_Aim of the task_
Copy every entry word for word, but skip the pictures.

_Record list_
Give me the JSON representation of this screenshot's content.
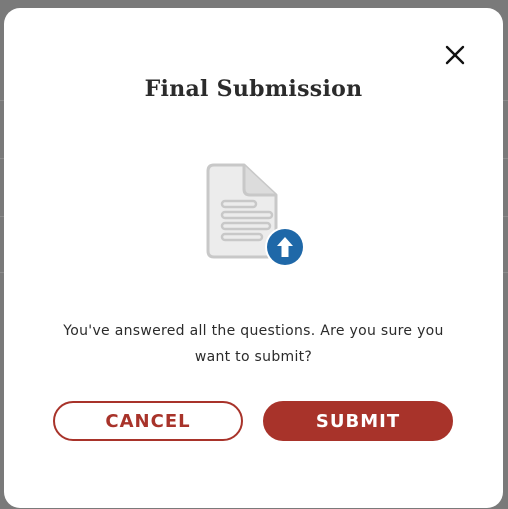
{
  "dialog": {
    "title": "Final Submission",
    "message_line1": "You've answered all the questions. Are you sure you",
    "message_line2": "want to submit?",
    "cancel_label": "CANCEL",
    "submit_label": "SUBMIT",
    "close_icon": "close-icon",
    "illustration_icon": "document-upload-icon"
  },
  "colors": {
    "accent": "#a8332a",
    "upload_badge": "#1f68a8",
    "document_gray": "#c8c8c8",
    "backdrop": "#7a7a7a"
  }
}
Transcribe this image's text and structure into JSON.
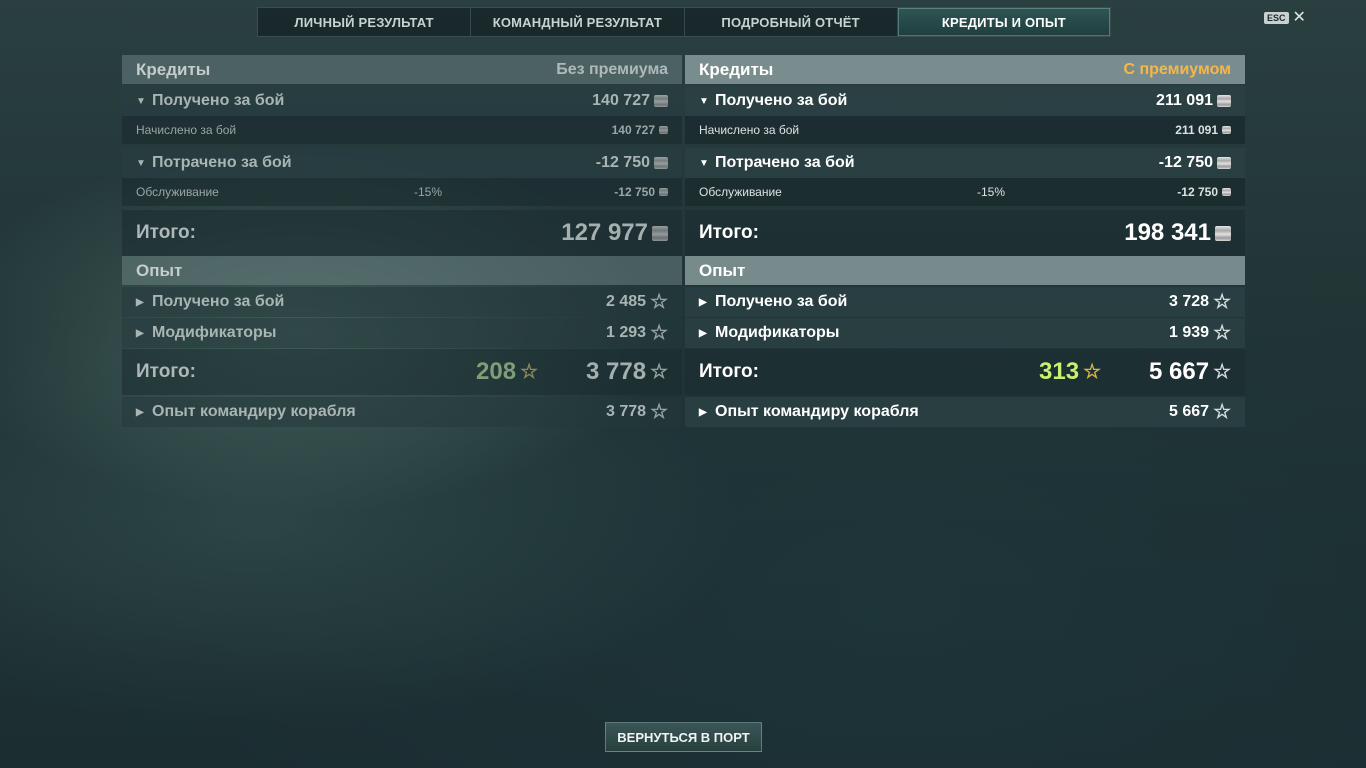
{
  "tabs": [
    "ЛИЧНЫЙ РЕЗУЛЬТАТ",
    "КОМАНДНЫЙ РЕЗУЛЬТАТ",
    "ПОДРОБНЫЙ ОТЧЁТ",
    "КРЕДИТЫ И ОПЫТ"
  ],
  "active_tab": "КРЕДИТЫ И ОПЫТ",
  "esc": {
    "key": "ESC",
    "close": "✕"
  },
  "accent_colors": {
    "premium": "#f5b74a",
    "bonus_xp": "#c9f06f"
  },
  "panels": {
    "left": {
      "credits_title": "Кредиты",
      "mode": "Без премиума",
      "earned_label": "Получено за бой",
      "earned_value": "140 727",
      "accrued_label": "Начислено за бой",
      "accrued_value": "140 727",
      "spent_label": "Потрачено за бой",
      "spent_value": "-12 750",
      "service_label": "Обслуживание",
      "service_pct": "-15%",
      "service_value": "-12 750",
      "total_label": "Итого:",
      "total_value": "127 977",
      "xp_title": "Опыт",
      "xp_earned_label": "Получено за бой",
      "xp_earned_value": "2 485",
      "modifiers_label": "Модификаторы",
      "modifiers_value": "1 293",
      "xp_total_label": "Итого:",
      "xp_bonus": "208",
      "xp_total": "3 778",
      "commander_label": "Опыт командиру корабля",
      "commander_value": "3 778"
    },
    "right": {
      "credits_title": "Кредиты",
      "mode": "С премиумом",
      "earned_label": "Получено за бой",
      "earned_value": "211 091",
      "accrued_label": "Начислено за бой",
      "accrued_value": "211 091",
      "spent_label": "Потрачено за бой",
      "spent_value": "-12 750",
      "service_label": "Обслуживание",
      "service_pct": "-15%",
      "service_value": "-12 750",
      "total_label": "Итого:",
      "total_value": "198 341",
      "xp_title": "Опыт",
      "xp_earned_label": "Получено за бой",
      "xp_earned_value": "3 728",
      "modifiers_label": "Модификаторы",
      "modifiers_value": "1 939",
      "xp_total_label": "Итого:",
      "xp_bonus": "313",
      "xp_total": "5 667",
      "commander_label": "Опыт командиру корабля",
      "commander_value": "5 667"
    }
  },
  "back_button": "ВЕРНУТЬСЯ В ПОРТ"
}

_Result_
Give me the JSON representation of this screenshot's content.
{
  "dialog": {
    "title": "Final Submission",
    "message_line1": "You've answered all the questions. Are you sure you",
    "message_line2": "want to submit?",
    "cancel_label": "CANCEL",
    "submit_label": "SUBMIT",
    "close_icon": "close-icon",
    "illustration_icon": "document-upload-icon"
  },
  "colors": {
    "accent": "#a8332a",
    "upload_badge": "#1f68a8",
    "document_gray": "#c8c8c8",
    "backdrop": "#7a7a7a"
  }
}
Transcribe this image's text and structure into JSON.
{
  "tabs": [
    "ЛИЧНЫЙ РЕЗУЛЬТАТ",
    "КОМАНДНЫЙ РЕЗУЛЬТАТ",
    "ПОДРОБНЫЙ ОТЧЁТ",
    "КРЕДИТЫ И ОПЫТ"
  ],
  "active_tab": "КРЕДИТЫ И ОПЫТ",
  "esc": {
    "key": "ESC",
    "close": "✕"
  },
  "accent_colors": {
    "premium": "#f5b74a",
    "bonus_xp": "#c9f06f"
  },
  "panels": {
    "left": {
      "credits_title": "Кредиты",
      "mode": "Без премиума",
      "earned_label": "Получено за бой",
      "earned_value": "140 727",
      "accrued_label": "Начислено за бой",
      "accrued_value": "140 727",
      "spent_label": "Потрачено за бой",
      "spent_value": "-12 750",
      "service_label": "Обслуживание",
      "service_pct": "-15%",
      "service_value": "-12 750",
      "total_label": "Итого:",
      "total_value": "127 977",
      "xp_title": "Опыт",
      "xp_earned_label": "Получено за бой",
      "xp_earned_value": "2 485",
      "modifiers_label": "Модификаторы",
      "modifiers_value": "1 293",
      "xp_total_label": "Итого:",
      "xp_bonus": "208",
      "xp_total": "3 778",
      "commander_label": "Опыт командиру корабля",
      "commander_value": "3 778"
    },
    "right": {
      "credits_title": "Кредиты",
      "mode": "С премиумом",
      "earned_label": "Получено за бой",
      "earned_value": "211 091",
      "accrued_label": "Начислено за бой",
      "accrued_value": "211 091",
      "spent_label": "Потрачено за бой",
      "spent_value": "-12 750",
      "service_label": "Обслуживание",
      "service_pct": "-15%",
      "service_value": "-12 750",
      "total_label": "Итого:",
      "total_value": "198 341",
      "xp_title": "Опыт",
      "xp_earned_label": "Получено за бой",
      "xp_earned_value": "3 728",
      "modifiers_label": "Модификаторы",
      "modifiers_value": "1 939",
      "xp_total_label": "Итого:",
      "xp_bonus": "313",
      "xp_total": "5 667",
      "commander_label": "Опыт командиру корабля",
      "commander_value": "5 667"
    }
  },
  "back_button": "ВЕРНУТЬСЯ В ПОРТ"
}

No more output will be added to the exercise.